• [Task instructions]:
Copy every line of the material below word for word.

++++++

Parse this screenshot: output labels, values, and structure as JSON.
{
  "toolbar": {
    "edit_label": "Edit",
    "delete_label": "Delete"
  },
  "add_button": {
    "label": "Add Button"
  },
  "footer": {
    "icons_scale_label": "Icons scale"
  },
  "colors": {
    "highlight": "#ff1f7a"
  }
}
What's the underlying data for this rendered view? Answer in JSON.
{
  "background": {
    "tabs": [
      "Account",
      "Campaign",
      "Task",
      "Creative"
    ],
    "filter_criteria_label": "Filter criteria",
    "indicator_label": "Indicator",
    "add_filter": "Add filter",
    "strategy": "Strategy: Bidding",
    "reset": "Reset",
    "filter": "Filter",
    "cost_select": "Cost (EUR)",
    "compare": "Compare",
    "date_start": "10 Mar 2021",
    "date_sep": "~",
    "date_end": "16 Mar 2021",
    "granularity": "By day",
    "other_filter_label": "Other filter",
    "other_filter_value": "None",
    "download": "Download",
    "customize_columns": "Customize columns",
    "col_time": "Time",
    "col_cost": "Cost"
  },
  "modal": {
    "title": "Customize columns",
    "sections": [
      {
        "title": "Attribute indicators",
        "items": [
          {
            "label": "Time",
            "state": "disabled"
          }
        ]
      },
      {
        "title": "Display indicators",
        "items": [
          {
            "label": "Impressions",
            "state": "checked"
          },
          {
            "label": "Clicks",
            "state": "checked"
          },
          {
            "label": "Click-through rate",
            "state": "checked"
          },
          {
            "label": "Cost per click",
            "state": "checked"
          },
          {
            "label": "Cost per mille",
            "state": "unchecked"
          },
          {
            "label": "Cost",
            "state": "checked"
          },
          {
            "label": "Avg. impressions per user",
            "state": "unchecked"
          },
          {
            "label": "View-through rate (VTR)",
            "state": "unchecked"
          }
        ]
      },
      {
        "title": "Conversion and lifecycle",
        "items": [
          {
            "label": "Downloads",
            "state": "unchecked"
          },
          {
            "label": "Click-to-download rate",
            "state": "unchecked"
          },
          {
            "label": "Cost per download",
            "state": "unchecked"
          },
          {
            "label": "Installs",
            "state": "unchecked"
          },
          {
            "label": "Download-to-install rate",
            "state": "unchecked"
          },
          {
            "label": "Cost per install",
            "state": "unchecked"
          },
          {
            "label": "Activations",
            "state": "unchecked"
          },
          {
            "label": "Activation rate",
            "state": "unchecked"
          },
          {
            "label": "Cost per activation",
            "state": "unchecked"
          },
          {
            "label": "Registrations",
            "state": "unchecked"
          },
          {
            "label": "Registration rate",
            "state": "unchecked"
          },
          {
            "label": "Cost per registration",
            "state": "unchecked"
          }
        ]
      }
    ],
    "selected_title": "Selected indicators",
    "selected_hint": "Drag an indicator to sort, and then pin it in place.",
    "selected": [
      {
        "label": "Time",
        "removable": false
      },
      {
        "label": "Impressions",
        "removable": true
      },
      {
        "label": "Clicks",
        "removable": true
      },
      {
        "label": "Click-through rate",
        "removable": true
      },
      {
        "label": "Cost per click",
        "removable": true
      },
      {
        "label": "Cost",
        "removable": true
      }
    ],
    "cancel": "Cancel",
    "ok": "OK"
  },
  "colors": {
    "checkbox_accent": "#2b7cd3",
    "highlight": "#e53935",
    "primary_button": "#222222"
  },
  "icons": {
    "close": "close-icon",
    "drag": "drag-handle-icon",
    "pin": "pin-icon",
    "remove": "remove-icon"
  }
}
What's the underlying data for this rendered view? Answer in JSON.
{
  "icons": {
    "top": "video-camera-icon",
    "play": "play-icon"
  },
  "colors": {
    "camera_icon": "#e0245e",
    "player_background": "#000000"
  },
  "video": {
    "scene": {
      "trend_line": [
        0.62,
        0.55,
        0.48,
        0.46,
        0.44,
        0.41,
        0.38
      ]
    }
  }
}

++++++

• [Result of the task]:
Parse this screenshot: output labels, values, and structure as JSON.
{
  "toolbar": {
    "edit_label": "Edit",
    "delete_label": "Delete"
  },
  "add_button": {
    "label": "Add Button"
  },
  "footer": {
    "icons_scale_label": "Icons scale"
  },
  "colors": {
    "highlight": "#ff1f7a"
  }
}
What's the underlying data for this rendered view? Answer in JSON.
{
  "background": {
    "tabs": [
      "Account",
      "Campaign",
      "Task",
      "Creative"
    ],
    "filter_criteria_label": "Filter criteria",
    "indicator_label": "Indicator",
    "add_filter": "Add filter",
    "strategy": "Strategy: Bidding",
    "reset": "Reset",
    "filter": "Filter",
    "cost_select": "Cost (EUR)",
    "compare": "Compare",
    "date_start": "10 Mar 2021",
    "date_sep": "~",
    "date_end": "16 Mar 2021",
    "granularity": "By day",
    "other_filter_label": "Other filter",
    "other_filter_value": "None",
    "download": "Download",
    "customize_columns": "Customize columns",
    "col_time": "Time",
    "col_cost": "Cost"
  },
  "modal": {
    "title": "Customize columns",
    "sections": [
      {
        "title": "Attribute indicators",
        "items": [
          {
            "label": "Time",
            "state": "disabled"
          }
        ]
      },
      {
        "title": "Display indicators",
        "items": [
          {
            "label": "Impressions",
            "state": "checked"
          },
          {
            "label": "Clicks",
            "state": "checked"
          },
          {
            "label": "Click-through rate",
            "state": "checked"
          },
          {
            "label": "Cost per click",
            "state": "checked"
          },
          {
            "label": "Cost per mille",
            "state": "unchecked"
          },
          {
            "label": "Cost",
            "state": "checked"
          },
          {
            "label": "Avg. impressions per user",
            "state": "unchecked"
          },
          {
            "label": "View-through rate (VTR)",
            "state": "unchecked"
          }
        ]
      },
      {
        "title": "Conversion and lifecycle",
        "items": [
          {
            "label": "Downloads",
            "state": "unchecked"
          },
          {
            "label": "Click-to-download rate",
            "state": "unchecked"
          },
          {
            "label": "Cost per download",
            "state": "unchecked"
          },
          {
            "label": "Installs",
            "state": "unchecked"
          },
          {
            "label": "Download-to-install rate",
            "state": "unchecked"
          },
          {
            "label": "Cost per install",
            "state": "unchecked"
          },
          {
            "label": "Activations",
            "state": "unchecked"
          },
          {
            "label": "Activation rate",
            "state": "unchecked"
          },
          {
            "label": "Cost per activation",
            "state": "unchecked"
          },
          {
            "label": "Registrations",
            "state": "unchecked"
          },
          {
            "label": "Registration rate",
            "state": "unchecked"
          },
          {
            "label": "Cost per registration",
            "state": "unchecked"
          }
        ]
      }
    ],
    "selected_title": "Selected indicators",
    "selected_hint": "Drag an indicator to sort, and then pin it in place.",
    "selected": [
      {
        "label": "Time",
        "removable": false
      },
      {
        "label": "Impressions",
        "removable": true
      },
      {
        "label": "Clicks",
        "removable": true
      },
      {
        "label": "Click-through rate",
        "removable": true
      },
      {
        "label": "Cost per click",
        "removable": true
      },
      {
        "label": "Cost",
        "removable": true
      }
    ],
    "cancel": "Cancel",
    "ok": "OK"
  },
  "colors": {
    "checkbox_accent": "#2b7cd3",
    "highlight": "#e53935",
    "primary_button": "#222222"
  },
  "icons": {
    "close": "close-icon",
    "drag": "drag-handle-icon",
    "pin": "pin-icon",
    "remove": "remove-icon"
  }
}
What's the underlying data for this rendered view? Answer in JSON.
{
  "icons": {
    "top": "video-camera-icon",
    "play": "play-icon"
  },
  "colors": {
    "camera_icon": "#e0245e",
    "player_background": "#000000"
  },
  "video": {
    "scene": {
      "trend_line": [
        0.62,
        0.55,
        0.48,
        0.46,
        0.44,
        0.41,
        0.38
      ]
    }
  }
}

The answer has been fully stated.